- _WHAT IS ASKED_
Among the lines below, list those containing the string "this".

--------------------------------

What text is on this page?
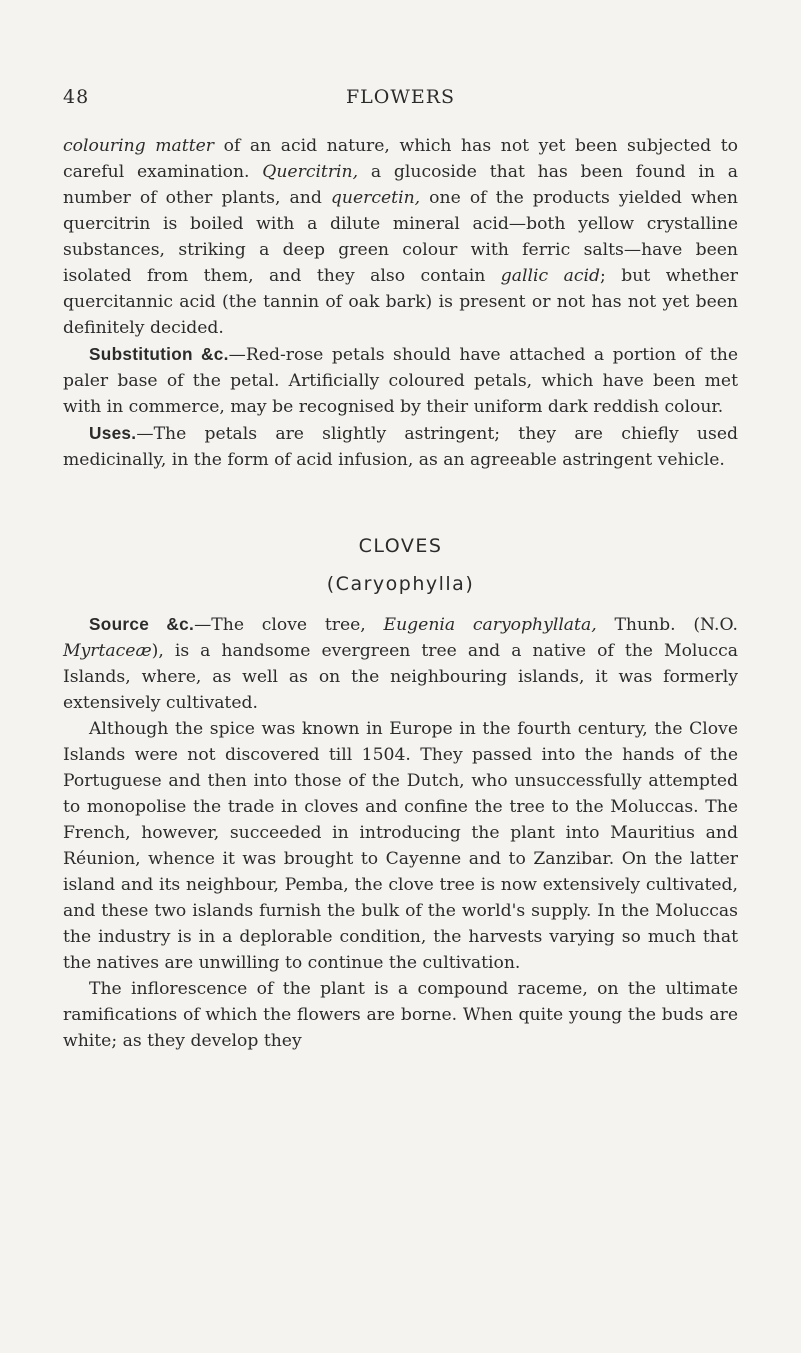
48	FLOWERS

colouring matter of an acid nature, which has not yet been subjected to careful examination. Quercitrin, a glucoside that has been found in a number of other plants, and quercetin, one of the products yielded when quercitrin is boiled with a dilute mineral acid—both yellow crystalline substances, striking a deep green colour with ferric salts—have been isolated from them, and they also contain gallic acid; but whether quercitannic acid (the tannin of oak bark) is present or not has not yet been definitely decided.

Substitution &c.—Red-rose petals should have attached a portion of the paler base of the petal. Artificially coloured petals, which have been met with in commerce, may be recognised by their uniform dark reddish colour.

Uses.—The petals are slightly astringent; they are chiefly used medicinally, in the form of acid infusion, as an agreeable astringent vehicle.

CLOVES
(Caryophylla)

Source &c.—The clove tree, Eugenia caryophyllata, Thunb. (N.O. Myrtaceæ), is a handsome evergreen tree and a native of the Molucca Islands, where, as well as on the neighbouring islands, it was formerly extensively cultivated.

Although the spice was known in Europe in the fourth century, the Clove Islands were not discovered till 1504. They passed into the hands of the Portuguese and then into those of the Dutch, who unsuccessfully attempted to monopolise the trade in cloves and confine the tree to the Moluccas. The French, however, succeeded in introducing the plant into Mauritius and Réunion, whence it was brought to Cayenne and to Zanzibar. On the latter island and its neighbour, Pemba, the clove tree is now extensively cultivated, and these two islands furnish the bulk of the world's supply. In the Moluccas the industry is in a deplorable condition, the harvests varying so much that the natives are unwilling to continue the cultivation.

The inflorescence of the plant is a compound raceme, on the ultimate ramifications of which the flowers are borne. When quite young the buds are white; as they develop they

--------------------------------

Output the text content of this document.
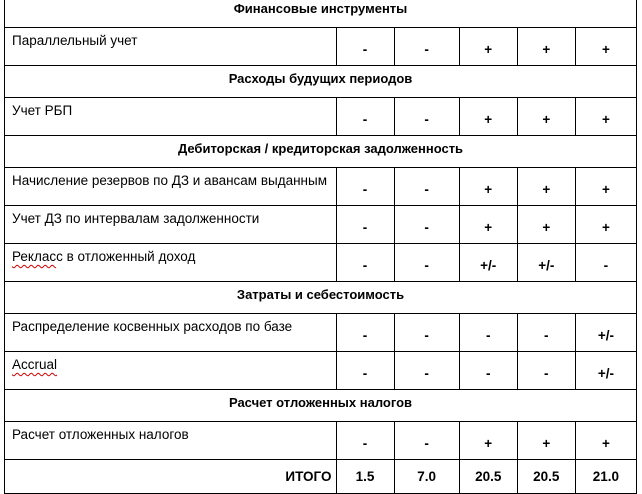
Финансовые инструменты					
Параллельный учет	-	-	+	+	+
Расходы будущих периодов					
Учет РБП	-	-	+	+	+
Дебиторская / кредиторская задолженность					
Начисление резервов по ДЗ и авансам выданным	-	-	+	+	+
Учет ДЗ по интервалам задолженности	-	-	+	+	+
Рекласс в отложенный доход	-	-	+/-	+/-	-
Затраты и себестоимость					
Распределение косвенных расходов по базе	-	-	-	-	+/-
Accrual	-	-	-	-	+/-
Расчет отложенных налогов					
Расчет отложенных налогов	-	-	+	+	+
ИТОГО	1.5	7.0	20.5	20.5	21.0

--------------------------------

- _ANSWER BELOW_
What text is on this page?
Output the text content of this document.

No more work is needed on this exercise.